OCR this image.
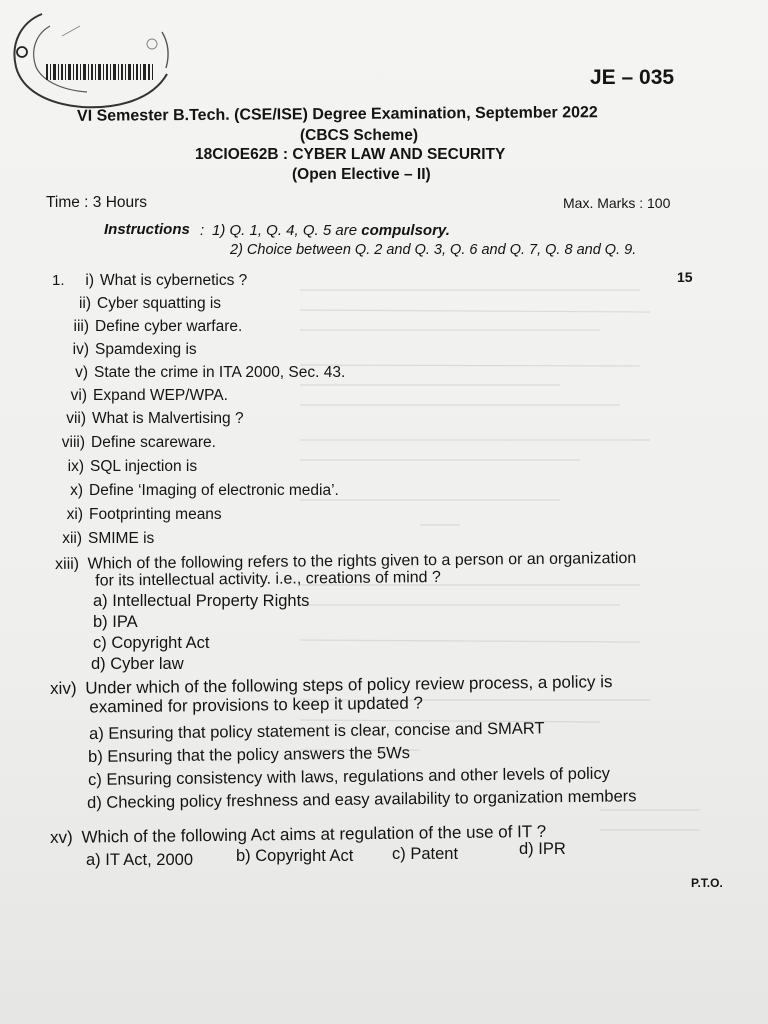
JE – 035
VI Semester B.Tech. (CSE/ISE) Degree Examination, September 2022
(CBCS Scheme)
18CIOE62B : CYBER LAW AND SECURITY
(Open Elective – II)
Time : 3 Hours	Max. Marks : 100
Instructions : 1) Q. 1, Q. 4, Q. 5 are compulsory.
2) Choice between Q. 2 and Q. 3, Q. 6 and Q. 7, Q. 8 and Q. 9.
1.	15
i) What is cybernetics ?
ii) Cyber squatting is
iii) Define cyber warfare.
iv) Spamdexing is
v) State the crime in ITA 2000, Sec. 43.
vi) Expand WEP/WPA.
vii) What is Malvertising ?
viii) Define scareware.
ix) SQL injection is
x) Define ‘Imaging of electronic media’.
xi) Footprinting means
xii) SMIME is
xiii) Which of the following refers to the rights given to a person or an organization
for its intellectual activity. i.e., creations of mind ?
a) Intellectual Property Rights
b) IPA
c) Copyright Act
d) Cyber law
xiv) Under which of the following steps of policy review process, a policy is
examined for provisions to keep it updated ?
a) Ensuring that policy statement is clear, concise and SMART
b) Ensuring that the policy answers the 5Ws
c) Ensuring consistency with laws, regulations and other levels of policy
d) Checking policy freshness and easy availability to organization members
xv) Which of the following Act aims at regulation of the use of IT ?
a) IT Act, 2000	b) Copyright Act c) Patent	d) IPR
P.T.O.
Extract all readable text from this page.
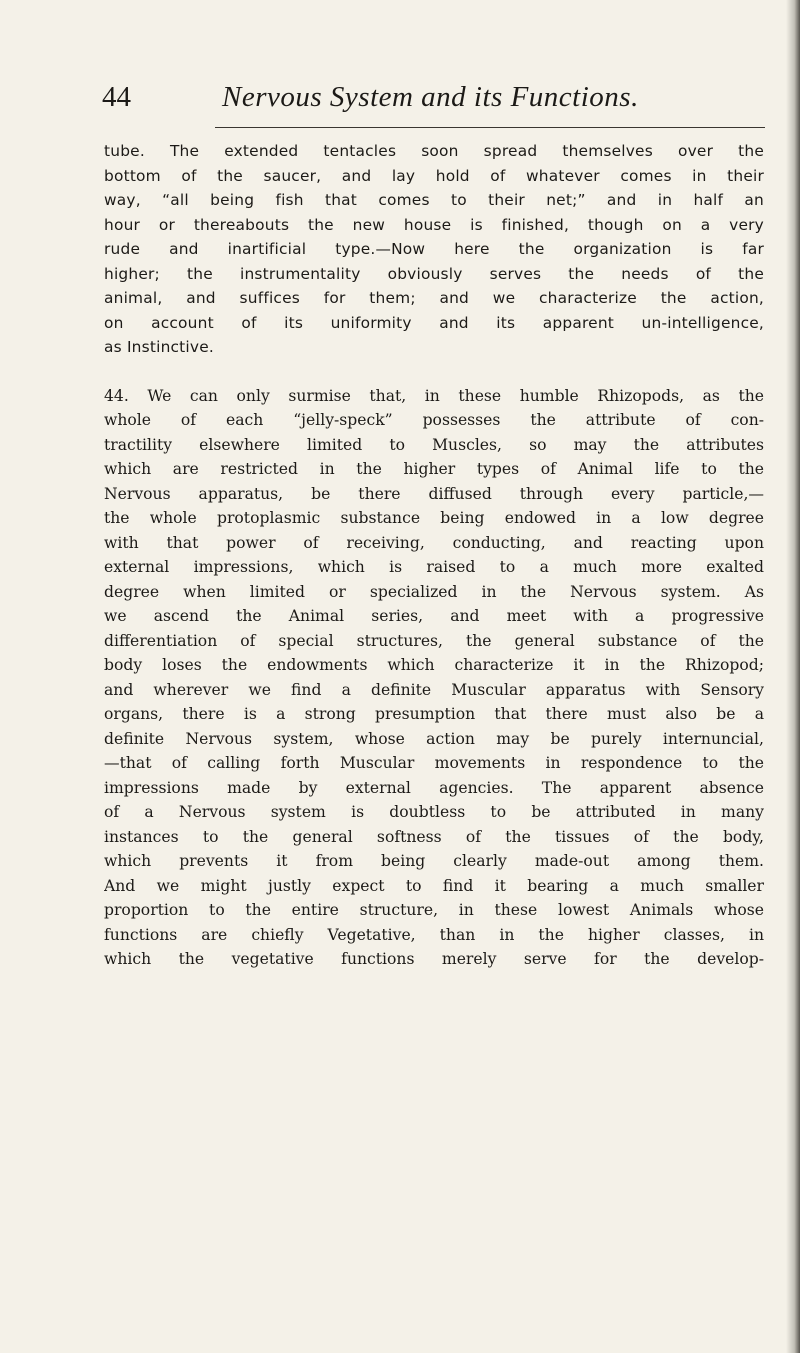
44	Nervous System and its Functions.
tube. The extended tentacles soon spread themselves over the
bottom of the saucer, and lay hold of whatever comes in their
way, “all being fish that comes to their net;” and in half an
hour or thereabouts the new house is finished, though on a very
rude and inartificial type.—Now here the organization is far
higher; the instrumentality obviously serves the needs of the
animal, and suffices for them; and we characterize the action,
on account of its uniformity and its apparent un-intelligence,
as Instinctive.
44. We can only surmise that, in these humble Rhizopods, as the
whole of each “jelly-speck” possesses the attribute of con-
tractility elsewhere limited to Muscles, so may the attributes
which are restricted in the higher types of Animal life to the
Nervous apparatus, be there diffused through every particle,—
the whole protoplasmic substance being endowed in a low degree
with that power of receiving, conducting, and reacting upon
external impressions, which is raised to a much more exalted
degree when limited or specialized in the Nervous system. As
we ascend the Animal series, and meet with a progressive
differentiation of special structures, the general substance of the
body loses the endowments which characterize it in the Rhizopod;
and wherever we find a definite Muscular apparatus with Sensory
organs, there is a strong presumption that there must also be a
definite Nervous system, whose action may be purely internuncial,
—that of calling forth Muscular movements in respondence to the
impressions made by external agencies. The apparent absence
of a Nervous system is doubtless to be attributed in many
instances to the general softness of the tissues of the body,
which prevents it from being clearly made-out among them.
And we might justly expect to find it bearing a much smaller
proportion to the entire structure, in these lowest Animals whose
functions are chiefly Vegetative, than in the higher classes, in
which the vegetative functions merely serve for the develop-
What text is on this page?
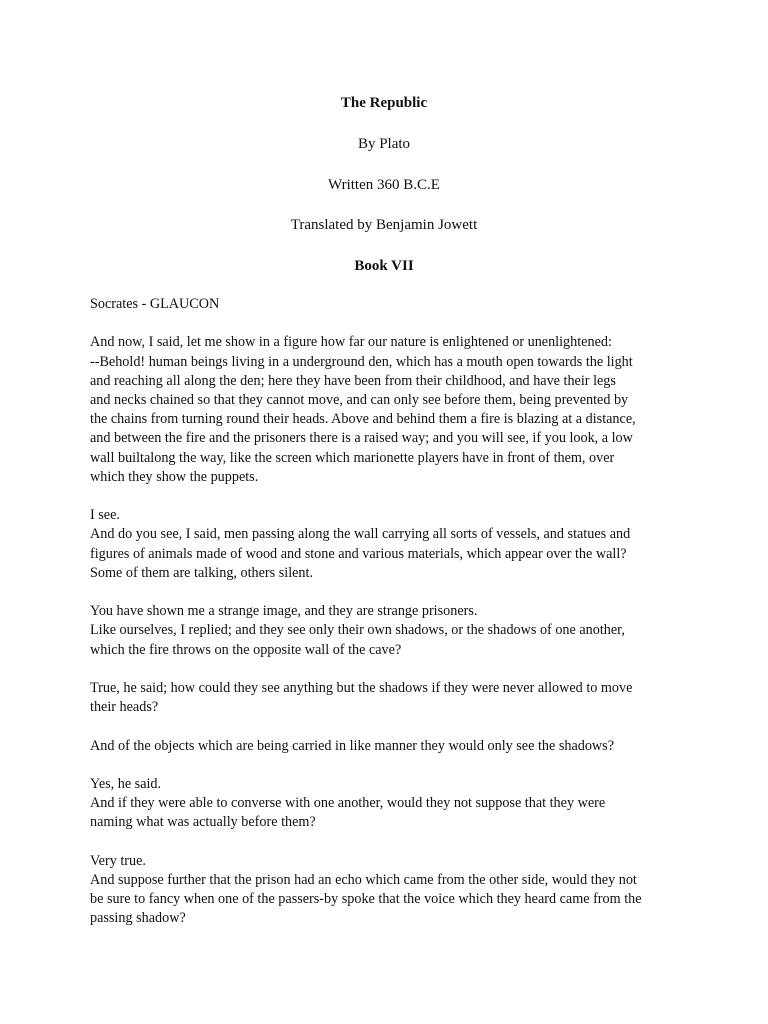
The Republic

By Plato

Written 360 B.C.E

Translated by Benjamin Jowett

Book VII

Socrates - GLAUCON

And now, I said, let me show in a figure how far our nature is enlightened or unenlightened:
--Behold! human beings living in a underground den, which has a mouth open towards the light
and reaching all along the den; here they have been from their childhood, and have their legs
and necks chained so that they cannot move, and can only see before them, being prevented by
the chains from turning round their heads. Above and behind them a fire is blazing at a distance,
and between the fire and the prisoners there is a raised way; and you will see, if you look, a low
wall builtalong the way, like the screen which marionette players have in front of them, over
which they show the puppets.

I see.
And do you see, I said, men passing along the wall carrying all sorts of vessels, and statues and
figures of animals made of wood and stone and various materials, which appear over the wall?
Some of them are talking, others silent.

You have shown me a strange image, and they are strange prisoners.
Like ourselves, I replied; and they see only their own shadows, or the shadows of one another,
which the fire throws on the opposite wall of the cave?

True, he said; how could they see anything but the shadows if they were never allowed to move
their heads?

And of the objects which are being carried in like manner they would only see the shadows?

Yes, he said.
And if they were able to converse with one another, would they not suppose that they were
naming what was actually before them?

Very true.
And suppose further that the prison had an echo which came from the other side, would they not
be sure to fancy when one of the passers-by spoke that the voice which they heard came from the
passing shadow?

What you will do — Pick out every line above that contains the word "fire" and copy it.

The output —
the chains from turning round their heads. Above and behind them a fire is blazing at a distance,
and between the fire and the prisoners there is a raised way; and you will see, if you look, a low
which the fire throws on the opposite wall of the cave?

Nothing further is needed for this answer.